Reproduce the data exactly and drop any pictures it holds.

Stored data
───
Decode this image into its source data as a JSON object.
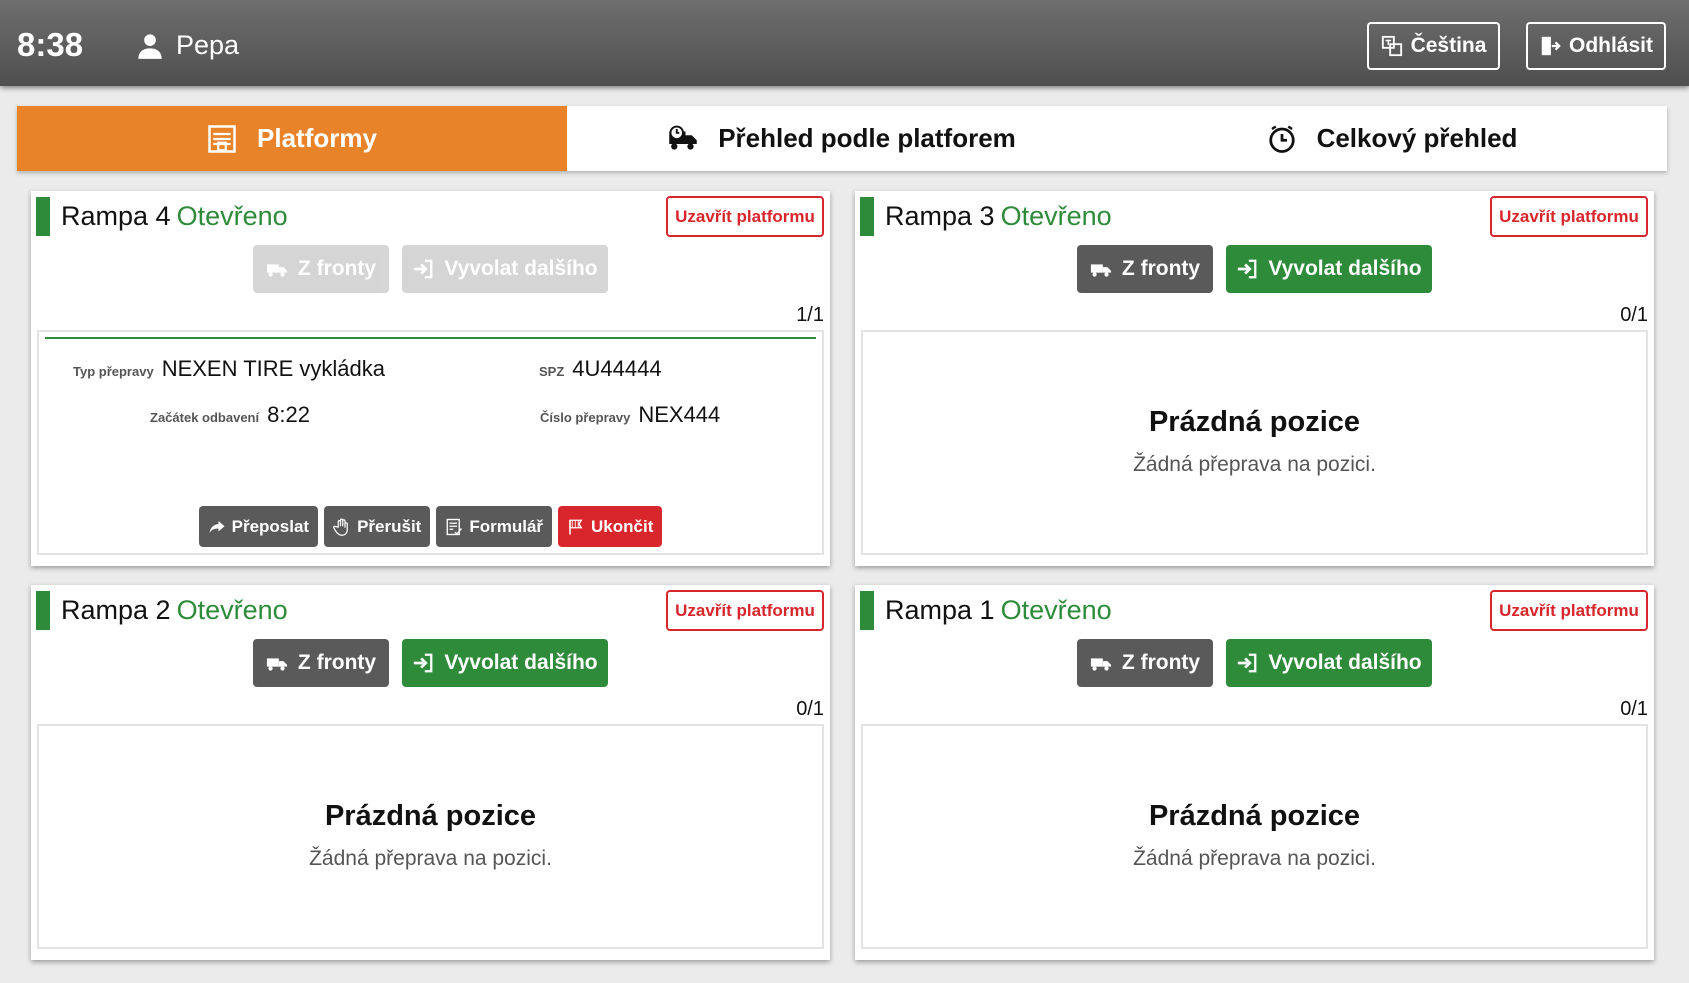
{
  "header": {
    "time": "8:38",
    "user": "Pepa",
    "language_label": "Čeština",
    "logout_label": "Odhlásit"
  },
  "tabs": [
    {
      "label": "Platformy",
      "active": true
    },
    {
      "label": "Přehled podle platforem",
      "active": false
    },
    {
      "label": "Celkový přehled",
      "active": false
    }
  ],
  "common": {
    "close_platform": "Uzavřít platformu",
    "from_queue": "Z fronty",
    "call_next": "Vyvolat dalšího",
    "empty_title": "Prázdná pozice",
    "empty_sub": "Žádná přeprava na pozici."
  },
  "ramps": [
    {
      "name": "Rampa 4",
      "status": "Otevřeno",
      "count": "1/1",
      "disabled": true,
      "transport": {
        "type_label": "Typ přepravy",
        "type_value": "NEXEN TIRE vykládka",
        "spz_label": "SPZ",
        "spz_value": "4U44444",
        "start_label": "Začátek odbavení",
        "start_value": "8:22",
        "number_label": "Číslo přepravy",
        "number_value": "NEX444",
        "actions": [
          "Přeposlat",
          "Přerušit",
          "Formulář",
          "Ukončit"
        ]
      }
    },
    {
      "name": "Rampa 3",
      "status": "Otevřeno",
      "count": "0/1",
      "disabled": false
    },
    {
      "name": "Rampa 2",
      "status": "Otevřeno",
      "count": "0/1",
      "disabled": false
    },
    {
      "name": "Rampa 1",
      "status": "Otevřeno",
      "count": "0/1",
      "disabled": false
    }
  ],
  "colors": {
    "accent_orange": "#e8832a",
    "success_green": "#2e8b3a",
    "danger_red": "#d9262c",
    "dark_gray": "#5a5a5a"
  }
}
───
FULL OUTPUT:
Decode this image into its source data as a JSON object.
{
  "header": {
    "time": "8:38",
    "user": "Pepa",
    "language_label": "Čeština",
    "logout_label": "Odhlásit"
  },
  "tabs": [
    {
      "label": "Platformy",
      "active": true
    },
    {
      "label": "Přehled podle platforem",
      "active": false
    },
    {
      "label": "Celkový přehled",
      "active": false
    }
  ],
  "common": {
    "close_platform": "Uzavřít platformu",
    "from_queue": "Z fronty",
    "call_next": "Vyvolat dalšího",
    "empty_title": "Prázdná pozice",
    "empty_sub": "Žádná přeprava na pozici."
  },
  "ramps": [
    {
      "name": "Rampa 4",
      "status": "Otevřeno",
      "count": "1/1",
      "disabled": true,
      "transport": {
        "type_label": "Typ přepravy",
        "type_value": "NEXEN TIRE vykládka",
        "spz_label": "SPZ",
        "spz_value": "4U44444",
        "start_label": "Začátek odbavení",
        "start_value": "8:22",
        "number_label": "Číslo přepravy",
        "number_value": "NEX444",
        "actions": [
          "Přeposlat",
          "Přerušit",
          "Formulář",
          "Ukončit"
        ]
      }
    },
    {
      "name": "Rampa 3",
      "status": "Otevřeno",
      "count": "0/1",
      "disabled": false
    },
    {
      "name": "Rampa 2",
      "status": "Otevřeno",
      "count": "0/1",
      "disabled": false
    },
    {
      "name": "Rampa 1",
      "status": "Otevřeno",
      "count": "0/1",
      "disabled": false
    }
  ],
  "colors": {
    "accent_orange": "#e8832a",
    "success_green": "#2e8b3a",
    "danger_red": "#d9262c",
    "dark_gray": "#5a5a5a"
  }
}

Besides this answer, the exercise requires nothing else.